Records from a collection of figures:
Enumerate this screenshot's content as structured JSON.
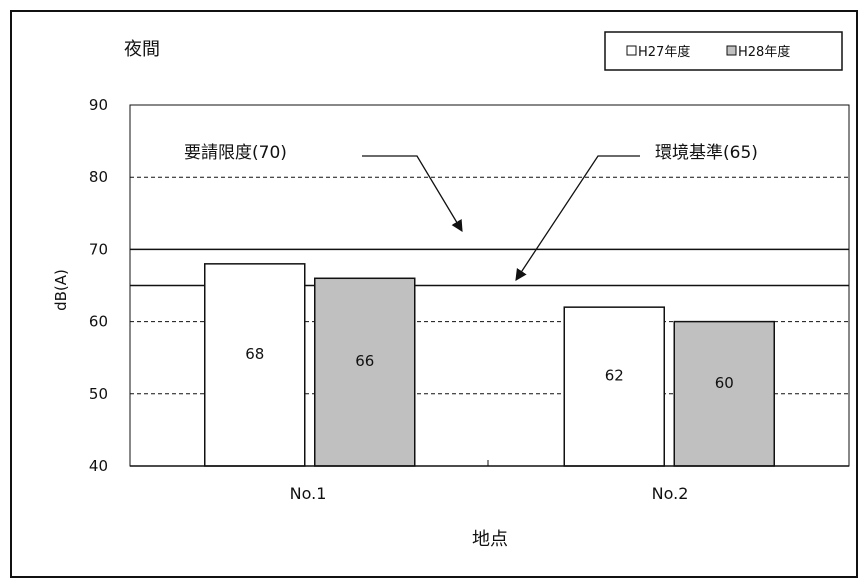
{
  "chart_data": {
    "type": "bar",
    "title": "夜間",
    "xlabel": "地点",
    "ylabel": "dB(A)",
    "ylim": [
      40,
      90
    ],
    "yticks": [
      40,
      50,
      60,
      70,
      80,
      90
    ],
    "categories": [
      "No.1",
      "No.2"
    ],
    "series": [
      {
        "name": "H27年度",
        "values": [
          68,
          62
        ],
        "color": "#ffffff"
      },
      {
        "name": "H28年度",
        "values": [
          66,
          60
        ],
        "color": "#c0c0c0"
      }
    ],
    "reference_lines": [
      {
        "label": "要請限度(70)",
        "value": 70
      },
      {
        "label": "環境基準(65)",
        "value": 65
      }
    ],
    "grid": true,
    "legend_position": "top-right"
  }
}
* * *
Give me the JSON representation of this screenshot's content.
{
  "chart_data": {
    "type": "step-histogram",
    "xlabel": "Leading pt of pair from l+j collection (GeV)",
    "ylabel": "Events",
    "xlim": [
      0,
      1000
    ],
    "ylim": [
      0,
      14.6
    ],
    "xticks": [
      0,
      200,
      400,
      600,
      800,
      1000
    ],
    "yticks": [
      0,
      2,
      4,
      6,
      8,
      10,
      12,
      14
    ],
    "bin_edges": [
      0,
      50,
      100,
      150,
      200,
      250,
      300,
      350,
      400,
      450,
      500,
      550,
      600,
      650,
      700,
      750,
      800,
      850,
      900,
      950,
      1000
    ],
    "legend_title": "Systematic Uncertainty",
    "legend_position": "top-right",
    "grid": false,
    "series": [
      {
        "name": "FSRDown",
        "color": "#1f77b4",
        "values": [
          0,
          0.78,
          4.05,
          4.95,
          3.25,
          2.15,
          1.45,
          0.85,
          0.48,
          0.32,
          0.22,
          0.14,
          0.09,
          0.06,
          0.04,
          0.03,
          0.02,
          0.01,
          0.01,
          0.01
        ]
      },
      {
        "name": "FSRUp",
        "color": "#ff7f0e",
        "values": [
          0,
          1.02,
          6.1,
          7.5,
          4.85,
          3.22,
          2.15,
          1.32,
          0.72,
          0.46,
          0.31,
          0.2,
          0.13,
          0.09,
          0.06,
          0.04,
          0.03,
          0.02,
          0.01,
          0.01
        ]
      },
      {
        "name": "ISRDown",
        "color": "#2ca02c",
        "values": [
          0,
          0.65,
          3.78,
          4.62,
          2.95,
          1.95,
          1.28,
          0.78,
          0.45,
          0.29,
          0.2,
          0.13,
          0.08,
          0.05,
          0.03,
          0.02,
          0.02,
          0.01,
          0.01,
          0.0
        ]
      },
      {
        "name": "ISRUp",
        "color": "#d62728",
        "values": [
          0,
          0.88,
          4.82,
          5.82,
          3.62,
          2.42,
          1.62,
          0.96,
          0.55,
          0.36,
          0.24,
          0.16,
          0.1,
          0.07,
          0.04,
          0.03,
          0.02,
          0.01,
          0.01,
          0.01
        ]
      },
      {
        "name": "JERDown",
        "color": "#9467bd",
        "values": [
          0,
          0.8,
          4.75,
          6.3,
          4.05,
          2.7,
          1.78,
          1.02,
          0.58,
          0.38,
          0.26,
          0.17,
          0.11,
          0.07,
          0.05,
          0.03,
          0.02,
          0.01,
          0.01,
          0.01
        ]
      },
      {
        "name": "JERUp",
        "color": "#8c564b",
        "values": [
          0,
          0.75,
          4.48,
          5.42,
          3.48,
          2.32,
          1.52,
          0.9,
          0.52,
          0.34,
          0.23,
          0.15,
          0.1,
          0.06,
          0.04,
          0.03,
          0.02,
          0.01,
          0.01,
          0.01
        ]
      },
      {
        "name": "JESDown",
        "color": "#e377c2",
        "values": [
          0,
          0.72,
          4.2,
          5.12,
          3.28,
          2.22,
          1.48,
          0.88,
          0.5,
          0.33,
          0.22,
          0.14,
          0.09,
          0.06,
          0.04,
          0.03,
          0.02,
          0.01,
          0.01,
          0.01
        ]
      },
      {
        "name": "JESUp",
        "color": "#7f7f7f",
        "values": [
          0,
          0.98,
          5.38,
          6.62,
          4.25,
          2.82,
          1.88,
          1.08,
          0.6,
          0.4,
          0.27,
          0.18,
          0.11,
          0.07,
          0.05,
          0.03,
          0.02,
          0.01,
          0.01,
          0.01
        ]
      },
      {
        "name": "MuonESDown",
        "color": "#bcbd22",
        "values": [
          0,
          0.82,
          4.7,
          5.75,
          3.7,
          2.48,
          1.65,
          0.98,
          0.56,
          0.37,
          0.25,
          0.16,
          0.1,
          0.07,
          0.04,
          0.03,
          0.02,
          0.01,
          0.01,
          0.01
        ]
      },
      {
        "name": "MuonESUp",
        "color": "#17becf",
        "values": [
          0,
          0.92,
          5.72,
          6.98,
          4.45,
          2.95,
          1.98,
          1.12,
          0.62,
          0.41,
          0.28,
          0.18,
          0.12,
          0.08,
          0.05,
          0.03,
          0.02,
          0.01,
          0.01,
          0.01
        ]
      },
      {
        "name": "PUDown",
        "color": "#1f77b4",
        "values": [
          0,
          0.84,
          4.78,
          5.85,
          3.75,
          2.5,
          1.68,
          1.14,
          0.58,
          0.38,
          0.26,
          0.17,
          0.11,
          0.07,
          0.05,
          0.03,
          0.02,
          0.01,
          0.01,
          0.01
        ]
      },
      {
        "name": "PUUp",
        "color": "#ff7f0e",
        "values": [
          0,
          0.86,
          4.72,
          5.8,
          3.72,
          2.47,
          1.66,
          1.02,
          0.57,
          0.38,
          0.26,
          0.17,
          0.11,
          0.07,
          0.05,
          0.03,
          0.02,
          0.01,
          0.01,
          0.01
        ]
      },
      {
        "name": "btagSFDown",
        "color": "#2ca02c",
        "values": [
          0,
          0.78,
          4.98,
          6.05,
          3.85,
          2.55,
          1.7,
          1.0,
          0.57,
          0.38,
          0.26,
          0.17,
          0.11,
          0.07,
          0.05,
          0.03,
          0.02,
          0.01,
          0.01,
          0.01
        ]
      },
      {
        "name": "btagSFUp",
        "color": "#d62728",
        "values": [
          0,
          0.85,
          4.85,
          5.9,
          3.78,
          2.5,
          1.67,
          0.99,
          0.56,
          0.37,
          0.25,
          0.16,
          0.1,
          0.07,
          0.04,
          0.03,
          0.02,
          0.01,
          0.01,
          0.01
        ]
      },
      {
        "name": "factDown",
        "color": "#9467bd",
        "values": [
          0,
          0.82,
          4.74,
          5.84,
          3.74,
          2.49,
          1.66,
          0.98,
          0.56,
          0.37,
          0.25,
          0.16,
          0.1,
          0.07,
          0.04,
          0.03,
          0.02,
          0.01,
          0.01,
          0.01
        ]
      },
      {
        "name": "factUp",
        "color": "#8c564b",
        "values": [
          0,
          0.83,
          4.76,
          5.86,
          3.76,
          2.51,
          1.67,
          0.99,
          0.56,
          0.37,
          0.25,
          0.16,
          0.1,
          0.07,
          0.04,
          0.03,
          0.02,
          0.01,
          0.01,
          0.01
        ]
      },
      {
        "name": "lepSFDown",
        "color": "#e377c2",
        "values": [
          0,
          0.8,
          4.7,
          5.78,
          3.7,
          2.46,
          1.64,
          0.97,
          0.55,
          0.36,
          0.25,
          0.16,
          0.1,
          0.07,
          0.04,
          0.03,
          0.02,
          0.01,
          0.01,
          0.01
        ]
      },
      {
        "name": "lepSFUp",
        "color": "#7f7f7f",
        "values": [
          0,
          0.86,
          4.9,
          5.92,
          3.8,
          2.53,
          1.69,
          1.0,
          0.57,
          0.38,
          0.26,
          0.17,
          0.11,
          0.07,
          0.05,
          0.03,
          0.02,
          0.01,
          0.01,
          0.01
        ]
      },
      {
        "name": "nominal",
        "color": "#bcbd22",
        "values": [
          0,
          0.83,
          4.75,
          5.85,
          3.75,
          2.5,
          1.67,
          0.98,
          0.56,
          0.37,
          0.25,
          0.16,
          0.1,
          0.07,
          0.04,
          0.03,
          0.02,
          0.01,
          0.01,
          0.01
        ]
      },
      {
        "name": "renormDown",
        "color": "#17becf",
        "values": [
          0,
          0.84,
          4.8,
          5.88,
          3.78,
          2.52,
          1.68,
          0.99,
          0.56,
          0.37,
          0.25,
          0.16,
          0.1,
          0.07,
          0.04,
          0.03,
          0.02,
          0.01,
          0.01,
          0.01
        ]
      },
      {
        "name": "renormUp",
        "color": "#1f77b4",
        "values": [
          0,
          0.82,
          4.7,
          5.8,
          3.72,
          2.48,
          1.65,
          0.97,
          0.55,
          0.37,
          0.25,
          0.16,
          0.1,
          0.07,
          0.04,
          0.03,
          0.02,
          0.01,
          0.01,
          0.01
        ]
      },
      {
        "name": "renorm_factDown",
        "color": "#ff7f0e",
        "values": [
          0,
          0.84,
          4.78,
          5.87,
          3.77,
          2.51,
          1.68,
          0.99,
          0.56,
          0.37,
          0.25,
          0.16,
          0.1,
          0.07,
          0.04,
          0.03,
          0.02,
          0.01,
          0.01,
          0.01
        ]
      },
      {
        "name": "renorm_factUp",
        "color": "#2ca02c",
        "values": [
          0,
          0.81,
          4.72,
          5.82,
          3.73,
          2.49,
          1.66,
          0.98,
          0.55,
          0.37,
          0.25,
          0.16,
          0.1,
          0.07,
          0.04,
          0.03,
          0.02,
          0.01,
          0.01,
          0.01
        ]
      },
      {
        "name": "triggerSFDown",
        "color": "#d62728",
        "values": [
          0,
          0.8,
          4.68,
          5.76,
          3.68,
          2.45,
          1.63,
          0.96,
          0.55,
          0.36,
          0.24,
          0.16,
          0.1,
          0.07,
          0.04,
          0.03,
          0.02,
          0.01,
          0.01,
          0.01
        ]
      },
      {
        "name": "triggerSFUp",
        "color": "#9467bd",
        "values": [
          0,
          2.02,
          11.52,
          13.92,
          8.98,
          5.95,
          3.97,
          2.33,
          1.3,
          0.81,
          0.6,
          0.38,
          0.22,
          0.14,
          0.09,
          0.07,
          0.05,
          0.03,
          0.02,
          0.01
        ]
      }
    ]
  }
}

THE TASK: Compute the number of lines above that contain the string "content". Reply with that value only.

RESULT OF THE EXERCISE: 2